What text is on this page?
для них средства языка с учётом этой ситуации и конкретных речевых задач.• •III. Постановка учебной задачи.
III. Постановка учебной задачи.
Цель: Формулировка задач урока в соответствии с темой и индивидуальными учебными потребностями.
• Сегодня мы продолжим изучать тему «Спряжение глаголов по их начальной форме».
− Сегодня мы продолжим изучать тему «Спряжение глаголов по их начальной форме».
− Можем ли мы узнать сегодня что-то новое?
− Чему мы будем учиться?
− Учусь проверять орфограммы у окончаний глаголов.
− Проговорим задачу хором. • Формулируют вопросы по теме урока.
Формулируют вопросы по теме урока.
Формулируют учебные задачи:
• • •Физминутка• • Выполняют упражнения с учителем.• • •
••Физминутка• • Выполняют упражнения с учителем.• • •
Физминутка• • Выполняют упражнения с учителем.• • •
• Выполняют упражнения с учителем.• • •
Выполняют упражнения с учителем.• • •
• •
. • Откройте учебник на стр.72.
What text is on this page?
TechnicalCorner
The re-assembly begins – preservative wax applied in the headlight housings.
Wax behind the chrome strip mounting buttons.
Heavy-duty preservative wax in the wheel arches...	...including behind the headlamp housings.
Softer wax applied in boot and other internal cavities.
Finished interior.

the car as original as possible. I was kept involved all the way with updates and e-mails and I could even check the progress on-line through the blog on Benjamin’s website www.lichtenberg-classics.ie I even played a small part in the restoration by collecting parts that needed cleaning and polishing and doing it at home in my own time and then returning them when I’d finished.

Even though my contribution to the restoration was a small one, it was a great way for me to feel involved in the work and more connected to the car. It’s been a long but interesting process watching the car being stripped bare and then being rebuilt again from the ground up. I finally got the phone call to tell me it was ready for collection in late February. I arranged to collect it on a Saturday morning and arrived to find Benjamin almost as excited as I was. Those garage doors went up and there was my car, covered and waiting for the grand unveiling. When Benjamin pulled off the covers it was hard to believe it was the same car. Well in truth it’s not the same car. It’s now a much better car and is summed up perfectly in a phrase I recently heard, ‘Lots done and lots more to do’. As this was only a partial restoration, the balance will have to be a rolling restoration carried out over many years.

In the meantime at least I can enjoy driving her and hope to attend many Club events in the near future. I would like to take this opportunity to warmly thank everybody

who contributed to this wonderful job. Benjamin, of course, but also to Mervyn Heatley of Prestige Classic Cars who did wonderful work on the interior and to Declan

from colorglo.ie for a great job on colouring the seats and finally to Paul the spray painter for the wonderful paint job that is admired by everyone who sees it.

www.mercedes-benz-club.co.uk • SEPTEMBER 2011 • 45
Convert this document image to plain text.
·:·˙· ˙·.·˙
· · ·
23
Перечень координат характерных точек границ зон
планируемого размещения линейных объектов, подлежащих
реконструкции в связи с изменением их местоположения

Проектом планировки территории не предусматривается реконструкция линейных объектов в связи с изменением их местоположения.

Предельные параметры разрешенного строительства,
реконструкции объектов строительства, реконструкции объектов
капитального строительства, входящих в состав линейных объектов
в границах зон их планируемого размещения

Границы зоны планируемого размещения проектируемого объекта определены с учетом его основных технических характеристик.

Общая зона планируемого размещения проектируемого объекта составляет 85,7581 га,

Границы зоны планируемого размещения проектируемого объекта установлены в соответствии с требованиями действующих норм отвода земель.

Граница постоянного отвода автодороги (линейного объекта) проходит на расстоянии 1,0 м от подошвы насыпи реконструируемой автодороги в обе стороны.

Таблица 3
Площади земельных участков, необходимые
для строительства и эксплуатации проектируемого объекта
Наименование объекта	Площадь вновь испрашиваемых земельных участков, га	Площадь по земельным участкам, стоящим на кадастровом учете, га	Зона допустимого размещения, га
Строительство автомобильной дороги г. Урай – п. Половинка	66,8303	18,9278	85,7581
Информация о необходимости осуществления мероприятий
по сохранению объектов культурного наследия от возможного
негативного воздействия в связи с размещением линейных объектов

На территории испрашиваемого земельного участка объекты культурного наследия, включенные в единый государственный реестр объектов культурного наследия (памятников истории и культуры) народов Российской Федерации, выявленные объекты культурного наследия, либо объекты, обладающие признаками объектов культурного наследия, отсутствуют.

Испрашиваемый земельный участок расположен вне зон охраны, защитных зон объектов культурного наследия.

▶ [Exercise instructions]
Take the line that contains "Convert this document image to plain text." and every line after it through the end of the listing above, and repeat them exactly.

▶ [Completed exercise]
Convert this document image to plain text.
·:·˙· ˙·.·˙
· · ·
23
Перечень координат характерных точек границ зон
планируемого размещения линейных объектов, подлежащих
реконструкции в связи с изменением их местоположения

Проектом планировки территории не предусматривается реконструкция линейных объектов в связи с изменением их местоположения.

Предельные параметры разрешенного строительства,
реконструкции объектов строительства, реконструкции объектов
капитального строительства, входящих в состав линейных объектов
в границах зон их планируемого размещения

Границы зоны планируемого размещения проектируемого объекта определены с учетом его основных технических характеристик.

Общая зона планируемого размещения проектируемого объекта составляет 85,7581 га,

Границы зоны планируемого размещения проектируемого объекта установлены в соответствии с требованиями действующих норм отвода земель.

Граница постоянного отвода автодороги (линейного объекта) проходит на расстоянии 1,0 м от подошвы насыпи реконструируемой автодороги в обе стороны.

Таблица 3
Площади земельных участков, необходимые
для строительства и эксплуатации проектируемого объекта
Наименование объекта	Площадь вновь испрашиваемых земельных участков, га	Площадь по земельным участкам, стоящим на кадастровом учете, га	Зона допустимого размещения, га
Строительство автомобильной дороги г. Урай – п. Половинка	66,8303	18,9278	85,7581
Информация о необходимости осуществления мероприятий
по сохранению объектов культурного наследия от возможного
негативного воздействия в связи с размещением линейных объектов

На территории испрашиваемого земельного участка объекты культурного наследия, включенные в единый государственный реестр объектов культурного наследия (памятников истории и культуры) народов Российской Федерации, выявленные объекты культурного наследия, либо объекты, обладающие признаками объектов культурного наследия, отсутствуют.

Испрашиваемый земельный участок расположен вне зон охраны, защитных зон объектов культурного наследия.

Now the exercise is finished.